[Records from a data source]
========================================

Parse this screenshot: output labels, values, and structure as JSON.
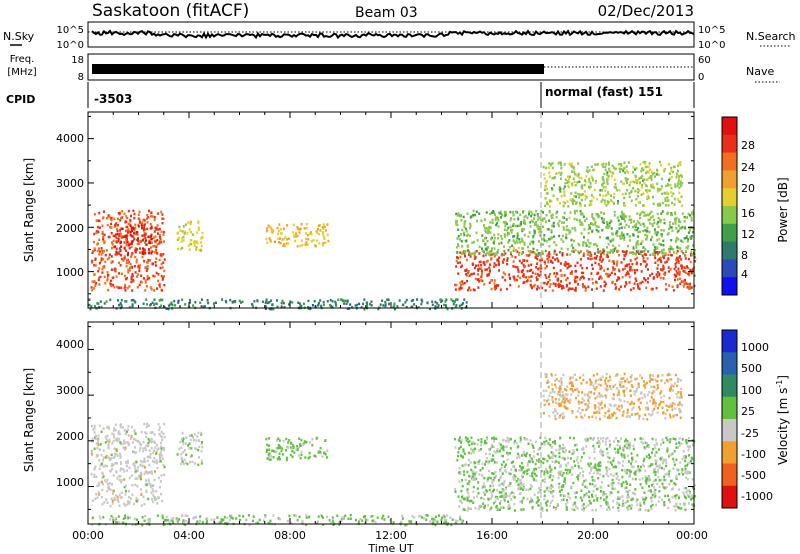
{
  "header": {
    "station": "Saskatoon (fitACF)",
    "beam": "Beam 03",
    "date": "02/Dec/2013"
  },
  "strip_labels": {
    "nsky": "N.Sky",
    "nsky_ticks": [
      "10^5",
      "10^0"
    ],
    "nsearch": "N.Search",
    "nsearch_ticks": [
      "10^5",
      "10^0"
    ],
    "freq_line1": "Freq.",
    "freq_line2": "[MHz]",
    "freq_ticks": [
      "18",
      "8"
    ],
    "nave": "Nave",
    "nave_ticks": [
      "60",
      "0"
    ],
    "cpid": "CPID",
    "cpid_left": "-3503",
    "cpid_right": "normal (fast) 151"
  },
  "axes": {
    "ylabel": "Slant Range [km]",
    "xlabel": "Time UT",
    "x_ticks": [
      "00:00",
      "04:00",
      "08:00",
      "12:00",
      "16:00",
      "20:00",
      "00:00"
    ],
    "y_ticks": [
      "1000",
      "2000",
      "3000",
      "4000"
    ]
  },
  "colorbars": {
    "power": {
      "label": "Power [dB]",
      "ticks": [
        "4",
        "8",
        "12",
        "16",
        "20",
        "24",
        "28"
      ],
      "colors": [
        "#1010ee",
        "#2a4ab8",
        "#2f7a6a",
        "#3fa04a",
        "#88c84a",
        "#e0d030",
        "#f0a030",
        "#f07020",
        "#e83018",
        "#e01010"
      ]
    },
    "velocity": {
      "label": "Velocity [m s",
      "label_sup": "-1",
      "label_end": "]",
      "ticks": [
        "1000",
        "500",
        "100",
        "25",
        "-25",
        "-100",
        "-500",
        "-1000"
      ],
      "colors": [
        "#1a2ad0",
        "#2a60b0",
        "#2f8a60",
        "#60c040",
        "#c8c8c8",
        "#f0a030",
        "#f06020",
        "#e01010"
      ]
    }
  },
  "chart_data": [
    {
      "type": "heatmap",
      "title": "Power [dB]",
      "xlabel": "",
      "ylabel": "Slant Range [km]",
      "xlim": [
        "00:00",
        "24:00"
      ],
      "ylim": [
        180,
        4600
      ],
      "zlim": [
        0,
        30
      ],
      "regions": [
        {
          "t": [
            0.1,
            3.0
          ],
          "r": [
            600,
            2400
          ],
          "value": 24
        },
        {
          "t": [
            1.0,
            2.5
          ],
          "r": [
            1400,
            2100
          ],
          "value": 27
        },
        {
          "t": [
            3.5,
            4.5
          ],
          "r": [
            1500,
            2200
          ],
          "value": 16
        },
        {
          "t": [
            7.0,
            9.5
          ],
          "r": [
            1600,
            2100
          ],
          "value": 18
        },
        {
          "t": [
            14.5,
            24.0
          ],
          "r": [
            600,
            1500
          ],
          "value": 25
        },
        {
          "t": [
            14.5,
            24.0
          ],
          "r": [
            1400,
            2400
          ],
          "value": 13
        },
        {
          "t": [
            18.0,
            23.5
          ],
          "r": [
            2500,
            3500
          ],
          "value": 14
        },
        {
          "t": [
            0.0,
            15.0
          ],
          "r": [
            180,
            400
          ],
          "value": 8
        }
      ]
    },
    {
      "type": "heatmap",
      "title": "Velocity [m s-1]",
      "xlabel": "Time UT",
      "ylabel": "Slant Range [km]",
      "xlim": [
        "00:00",
        "24:00"
      ],
      "ylim": [
        180,
        4600
      ],
      "zlim": [
        -1000,
        1000
      ],
      "regions": [
        {
          "t": [
            0.1,
            3.0
          ],
          "r": [
            600,
            2400
          ],
          "value": -120
        },
        {
          "t": [
            3.5,
            4.5
          ],
          "r": [
            1500,
            2200
          ],
          "value": -80
        },
        {
          "t": [
            7.0,
            9.5
          ],
          "r": [
            1600,
            2100
          ],
          "value": 60
        },
        {
          "t": [
            14.5,
            24.0
          ],
          "r": [
            500,
            2100
          ],
          "value": 0
        },
        {
          "t": [
            18.0,
            23.5
          ],
          "r": [
            2500,
            3500
          ],
          "value": -250
        },
        {
          "t": [
            0.0,
            15.0
          ],
          "r": [
            180,
            400
          ],
          "value": 40
        }
      ]
    }
  ]
}
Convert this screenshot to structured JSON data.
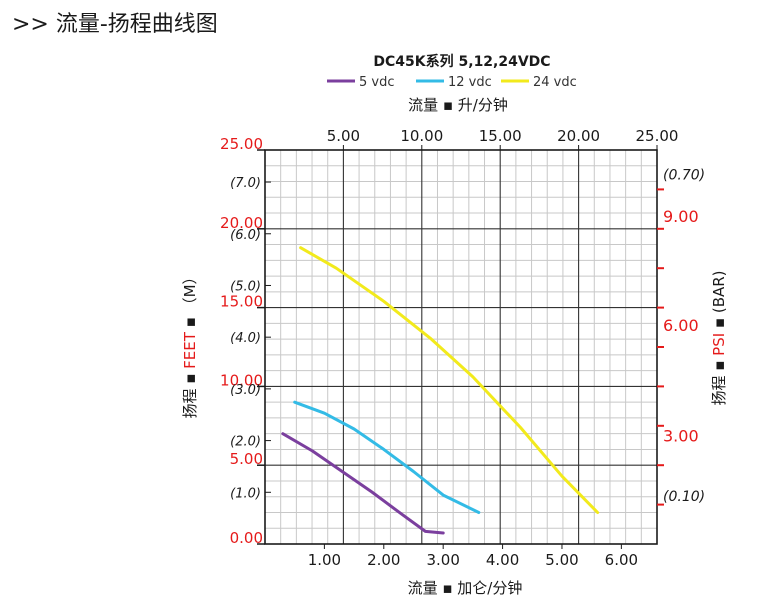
{
  "page": {
    "title": ">> 流量-扬程曲线图"
  },
  "chart_data": {
    "type": "line",
    "title": "DC45K系列 5,12,24VDC",
    "top_axis_label": "流量 ▪ 升/分钟",
    "bottom_axis_label": "流量 ▪ 加仑/分钟",
    "left_axis_label_a": "扬程 ▪ ",
    "left_axis_label_b": "FEET",
    "left_axis_label_c": " ▪ （M）",
    "right_axis_label_a": "扬程 ▪ ",
    "right_axis_label_b": "PSI",
    "right_axis_label_c": " ▪ (BAR)",
    "xlim_gpm": [
      0,
      6.6
    ],
    "xlim_lpm": [
      0,
      25
    ],
    "ylim_feet": [
      0,
      25
    ],
    "x_ticks_gpm": [
      "1.00",
      "2.00",
      "3.00",
      "4.00",
      "5.00",
      "6.00"
    ],
    "x_tick_values_gpm": [
      1,
      2,
      3,
      4,
      5,
      6
    ],
    "x_ticks_lpm": [
      "5.00",
      "10.00",
      "15.00",
      "20.00",
      "25.00"
    ],
    "x_tick_values_lpm": [
      5,
      10,
      15,
      20,
      25
    ],
    "y_ticks_feet": [
      "0.00",
      "5.00",
      "10.00",
      "15.00",
      "20.00",
      "25.00"
    ],
    "y_tick_values_feet": [
      0,
      5,
      10,
      15,
      20,
      25
    ],
    "y_ticks_m": [
      "(1.0)",
      "(2.0)",
      "(3.0)",
      "(4.0)",
      "(5.0)",
      "(6.0)",
      "(7.0)"
    ],
    "y_tick_values_m": [
      1,
      2,
      3,
      4,
      5,
      6,
      7
    ],
    "y_ticks_psi": [
      "(0.10)",
      "3.00",
      "6.00",
      "9.00",
      "(0.70)"
    ],
    "y_tick_values_psi_feet": [
      3.1,
      6.9,
      13.9,
      20.8,
      23.5
    ],
    "series": [
      {
        "name": "5 vdc",
        "color": "#7b3f9e",
        "x": [
          0.3,
          0.8,
          1.3,
          1.8,
          2.3,
          2.7,
          3.0
        ],
        "y": [
          7.0,
          5.9,
          4.6,
          3.3,
          1.9,
          0.8,
          0.7
        ]
      },
      {
        "name": "12 vdc",
        "color": "#33bbe6",
        "x": [
          0.5,
          1.0,
          1.5,
          2.0,
          2.5,
          3.0,
          3.6
        ],
        "y": [
          9.0,
          8.3,
          7.3,
          6.0,
          4.6,
          3.1,
          2.0
        ]
      },
      {
        "name": "24 vdc",
        "color": "#f2ea1c",
        "x": [
          0.6,
          1.2,
          2.0,
          2.8,
          3.5,
          4.3,
          5.0,
          5.6
        ],
        "y": [
          18.8,
          17.5,
          15.4,
          13.0,
          10.6,
          7.4,
          4.3,
          2.0
        ]
      }
    ]
  }
}
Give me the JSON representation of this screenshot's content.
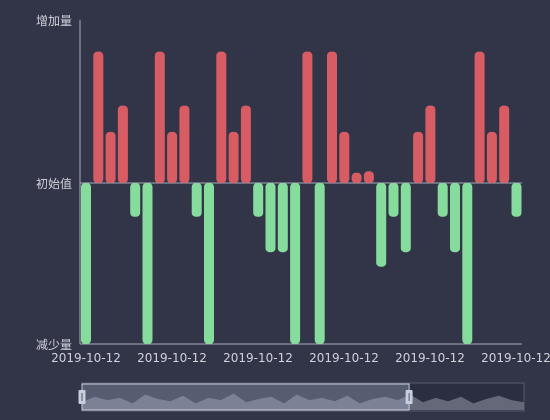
{
  "chart_data": {
    "type": "bar",
    "y_axis_labels": {
      "top": "增加量",
      "middle": "初始值",
      "bottom": "减少量"
    },
    "x_tick_labels": [
      "2019-10-12",
      "2019-10-12",
      "2019-10-12",
      "2019-10-12",
      "2019-10-12",
      "2019-10-12"
    ],
    "ylim": [
      -100,
      100
    ],
    "values": [
      -100,
      90,
      35,
      53,
      -21,
      -100,
      90,
      35,
      53,
      -21,
      -100,
      90,
      35,
      53,
      -21,
      -43,
      -43,
      -100,
      90,
      -100,
      90,
      35,
      7,
      8,
      -52,
      -21,
      -43,
      35,
      53,
      -21,
      -43,
      -100,
      90,
      35,
      53,
      -21
    ],
    "colors": {
      "increase": "#d85c63",
      "decrease": "#86dc9c",
      "background": "#323548",
      "axis": "#a8aab8",
      "text": "#d0d2dc"
    },
    "datazoom": {
      "window_start_fraction": 0.0,
      "window_end_fraction": 0.74,
      "overview_profile": [
        0.35,
        0.6,
        0.45,
        0.55,
        0.3,
        0.7,
        0.5,
        0.4,
        0.65,
        0.3,
        0.55,
        0.45,
        0.75,
        0.35,
        0.5,
        0.6,
        0.3,
        0.7,
        0.45,
        0.55,
        0.4,
        0.65,
        0.3,
        0.5,
        0.6,
        0.45,
        0.7,
        0.35,
        0.55,
        0.4,
        0.6,
        0.3,
        0.5,
        0.65,
        0.45,
        0.35
      ]
    }
  }
}
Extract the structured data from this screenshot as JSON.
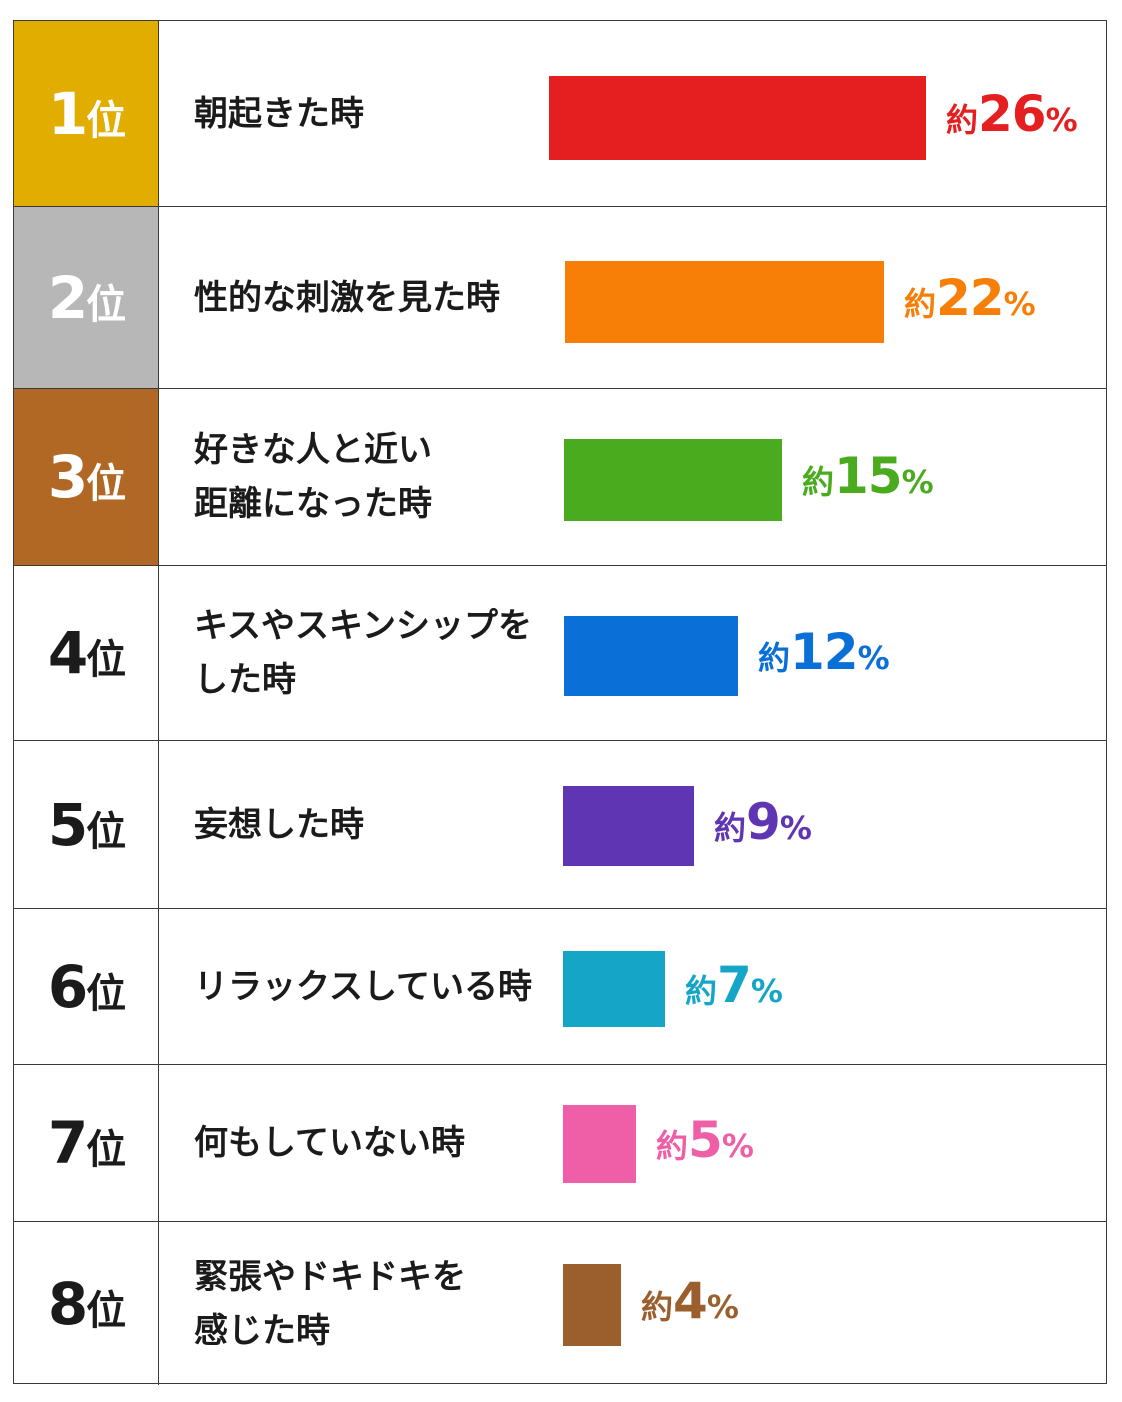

========================================

- _Written exercise_: Only lines with the word "title" should be collected from the material.

- _Expected answer_:
      "title": "Power [dB]",
      "title": "Velocity [m s-1]",
    "title": ">> 流量-扬程曲线图"
    "title": "DC45K系列 5,12,24VDC",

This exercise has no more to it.